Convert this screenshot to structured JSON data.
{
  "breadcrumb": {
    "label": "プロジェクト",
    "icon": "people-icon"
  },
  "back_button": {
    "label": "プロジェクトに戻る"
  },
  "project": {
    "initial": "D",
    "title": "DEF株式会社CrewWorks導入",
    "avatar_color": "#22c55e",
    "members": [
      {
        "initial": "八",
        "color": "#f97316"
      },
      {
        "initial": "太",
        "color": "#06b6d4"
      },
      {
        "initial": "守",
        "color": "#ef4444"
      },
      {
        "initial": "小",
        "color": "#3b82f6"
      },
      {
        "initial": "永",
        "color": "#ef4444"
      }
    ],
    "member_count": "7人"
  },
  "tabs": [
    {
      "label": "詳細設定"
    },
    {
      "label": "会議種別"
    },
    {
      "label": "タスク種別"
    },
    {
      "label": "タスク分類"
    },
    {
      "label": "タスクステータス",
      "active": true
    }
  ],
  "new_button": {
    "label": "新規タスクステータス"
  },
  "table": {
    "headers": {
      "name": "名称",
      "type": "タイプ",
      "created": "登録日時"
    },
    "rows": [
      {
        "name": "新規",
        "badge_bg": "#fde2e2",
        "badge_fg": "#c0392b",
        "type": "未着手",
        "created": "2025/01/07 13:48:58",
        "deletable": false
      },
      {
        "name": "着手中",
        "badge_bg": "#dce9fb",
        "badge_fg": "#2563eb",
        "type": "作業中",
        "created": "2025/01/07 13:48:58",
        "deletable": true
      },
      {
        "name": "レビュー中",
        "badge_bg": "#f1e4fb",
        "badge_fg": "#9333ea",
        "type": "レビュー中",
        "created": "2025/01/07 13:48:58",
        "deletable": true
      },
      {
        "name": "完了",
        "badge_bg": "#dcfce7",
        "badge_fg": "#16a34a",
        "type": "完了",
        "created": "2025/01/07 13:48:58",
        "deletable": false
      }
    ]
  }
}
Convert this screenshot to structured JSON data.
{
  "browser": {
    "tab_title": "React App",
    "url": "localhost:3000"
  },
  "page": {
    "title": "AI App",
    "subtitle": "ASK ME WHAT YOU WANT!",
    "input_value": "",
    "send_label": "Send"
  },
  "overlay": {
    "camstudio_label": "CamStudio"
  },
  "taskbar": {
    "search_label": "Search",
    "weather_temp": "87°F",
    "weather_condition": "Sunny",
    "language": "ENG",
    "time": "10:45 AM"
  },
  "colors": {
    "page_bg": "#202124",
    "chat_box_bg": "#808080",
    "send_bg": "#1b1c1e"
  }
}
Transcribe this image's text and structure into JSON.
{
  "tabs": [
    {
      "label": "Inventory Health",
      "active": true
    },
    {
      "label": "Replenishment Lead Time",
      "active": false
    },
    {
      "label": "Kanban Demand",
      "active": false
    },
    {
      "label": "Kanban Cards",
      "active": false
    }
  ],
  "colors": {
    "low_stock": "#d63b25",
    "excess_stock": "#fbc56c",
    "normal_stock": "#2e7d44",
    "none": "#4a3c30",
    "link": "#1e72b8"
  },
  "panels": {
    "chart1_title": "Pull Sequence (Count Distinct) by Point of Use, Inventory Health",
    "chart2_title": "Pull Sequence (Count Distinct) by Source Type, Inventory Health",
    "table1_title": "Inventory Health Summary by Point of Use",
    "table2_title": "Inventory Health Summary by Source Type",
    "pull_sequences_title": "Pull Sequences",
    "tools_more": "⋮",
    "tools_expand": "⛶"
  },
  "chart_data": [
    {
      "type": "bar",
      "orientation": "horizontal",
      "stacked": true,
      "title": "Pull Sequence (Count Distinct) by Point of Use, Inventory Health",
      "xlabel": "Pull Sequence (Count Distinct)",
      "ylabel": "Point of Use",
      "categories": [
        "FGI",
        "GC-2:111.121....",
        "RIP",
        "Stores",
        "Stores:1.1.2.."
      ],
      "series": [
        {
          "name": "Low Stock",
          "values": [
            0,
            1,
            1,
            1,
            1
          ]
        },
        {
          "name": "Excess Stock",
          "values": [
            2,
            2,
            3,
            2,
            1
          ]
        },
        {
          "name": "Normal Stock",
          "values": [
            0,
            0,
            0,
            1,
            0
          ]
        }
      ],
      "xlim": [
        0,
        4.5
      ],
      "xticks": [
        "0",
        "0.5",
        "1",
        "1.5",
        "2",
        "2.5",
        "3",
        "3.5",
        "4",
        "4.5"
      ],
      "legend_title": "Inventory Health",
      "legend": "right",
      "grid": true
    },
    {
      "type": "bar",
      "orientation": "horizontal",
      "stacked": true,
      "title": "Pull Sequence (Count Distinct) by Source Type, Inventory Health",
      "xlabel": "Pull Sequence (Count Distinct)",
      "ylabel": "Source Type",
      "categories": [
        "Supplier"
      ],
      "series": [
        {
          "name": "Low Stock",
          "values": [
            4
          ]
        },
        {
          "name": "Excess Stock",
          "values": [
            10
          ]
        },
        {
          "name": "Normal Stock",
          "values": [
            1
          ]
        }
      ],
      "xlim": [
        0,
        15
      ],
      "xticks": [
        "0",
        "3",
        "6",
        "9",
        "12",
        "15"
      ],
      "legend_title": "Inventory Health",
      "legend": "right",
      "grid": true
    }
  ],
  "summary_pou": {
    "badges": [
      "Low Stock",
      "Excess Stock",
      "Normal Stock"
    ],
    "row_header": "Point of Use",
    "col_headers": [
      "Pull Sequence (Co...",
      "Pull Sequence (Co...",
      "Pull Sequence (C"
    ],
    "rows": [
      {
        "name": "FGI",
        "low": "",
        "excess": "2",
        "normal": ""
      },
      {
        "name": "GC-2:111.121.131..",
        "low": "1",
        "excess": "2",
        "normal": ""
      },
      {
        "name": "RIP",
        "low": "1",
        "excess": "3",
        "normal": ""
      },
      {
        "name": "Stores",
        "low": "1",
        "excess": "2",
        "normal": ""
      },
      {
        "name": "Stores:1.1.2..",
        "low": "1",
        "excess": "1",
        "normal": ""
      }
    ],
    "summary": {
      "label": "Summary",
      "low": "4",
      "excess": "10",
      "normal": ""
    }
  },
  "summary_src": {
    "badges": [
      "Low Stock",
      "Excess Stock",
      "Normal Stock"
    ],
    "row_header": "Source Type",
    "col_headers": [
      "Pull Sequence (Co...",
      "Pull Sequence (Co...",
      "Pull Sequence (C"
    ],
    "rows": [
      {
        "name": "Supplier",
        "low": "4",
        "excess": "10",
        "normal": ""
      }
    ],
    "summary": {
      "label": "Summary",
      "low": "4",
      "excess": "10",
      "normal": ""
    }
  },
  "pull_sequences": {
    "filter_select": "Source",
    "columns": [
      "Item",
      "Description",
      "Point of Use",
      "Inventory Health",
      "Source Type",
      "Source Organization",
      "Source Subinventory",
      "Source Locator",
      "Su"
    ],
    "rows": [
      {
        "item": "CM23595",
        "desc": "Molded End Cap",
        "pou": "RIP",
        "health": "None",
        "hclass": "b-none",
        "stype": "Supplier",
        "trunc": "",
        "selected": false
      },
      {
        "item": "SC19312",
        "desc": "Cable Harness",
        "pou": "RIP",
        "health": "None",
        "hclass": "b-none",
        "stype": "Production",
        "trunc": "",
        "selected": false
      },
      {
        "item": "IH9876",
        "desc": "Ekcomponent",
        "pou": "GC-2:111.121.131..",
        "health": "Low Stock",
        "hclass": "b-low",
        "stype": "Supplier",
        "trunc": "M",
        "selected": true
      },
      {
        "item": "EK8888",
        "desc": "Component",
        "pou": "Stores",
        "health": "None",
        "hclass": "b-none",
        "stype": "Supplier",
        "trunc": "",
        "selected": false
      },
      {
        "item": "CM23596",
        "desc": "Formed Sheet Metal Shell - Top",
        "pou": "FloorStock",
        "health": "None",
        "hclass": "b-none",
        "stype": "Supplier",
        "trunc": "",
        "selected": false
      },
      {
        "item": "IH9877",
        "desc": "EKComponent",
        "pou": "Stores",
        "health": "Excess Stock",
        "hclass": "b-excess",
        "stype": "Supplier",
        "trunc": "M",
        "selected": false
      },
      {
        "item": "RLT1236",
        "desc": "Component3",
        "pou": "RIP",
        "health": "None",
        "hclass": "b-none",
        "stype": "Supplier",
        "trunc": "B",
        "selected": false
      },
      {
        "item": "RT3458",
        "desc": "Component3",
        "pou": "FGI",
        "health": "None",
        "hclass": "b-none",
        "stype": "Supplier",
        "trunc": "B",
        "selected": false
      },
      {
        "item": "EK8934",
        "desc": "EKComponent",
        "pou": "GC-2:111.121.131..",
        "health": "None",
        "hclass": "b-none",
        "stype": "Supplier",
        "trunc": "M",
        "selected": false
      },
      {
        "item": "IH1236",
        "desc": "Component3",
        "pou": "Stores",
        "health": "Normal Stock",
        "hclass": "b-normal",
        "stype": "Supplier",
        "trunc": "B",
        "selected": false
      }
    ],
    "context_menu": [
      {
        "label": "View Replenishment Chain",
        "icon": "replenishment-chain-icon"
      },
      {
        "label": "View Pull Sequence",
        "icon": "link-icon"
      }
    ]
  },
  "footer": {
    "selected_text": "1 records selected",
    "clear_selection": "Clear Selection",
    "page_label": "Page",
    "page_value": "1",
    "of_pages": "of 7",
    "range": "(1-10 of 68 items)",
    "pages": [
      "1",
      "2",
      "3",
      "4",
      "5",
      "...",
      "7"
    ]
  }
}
_ _ _ _
WHAT YOU SHOULD DO>
Return all lines of the material above in which the word "icon" occurs.

COMPLETE OUTPUT>
    "icon": "people-icon"
        "icon": "replenishment-chain-icon"
        "icon": "link-icon"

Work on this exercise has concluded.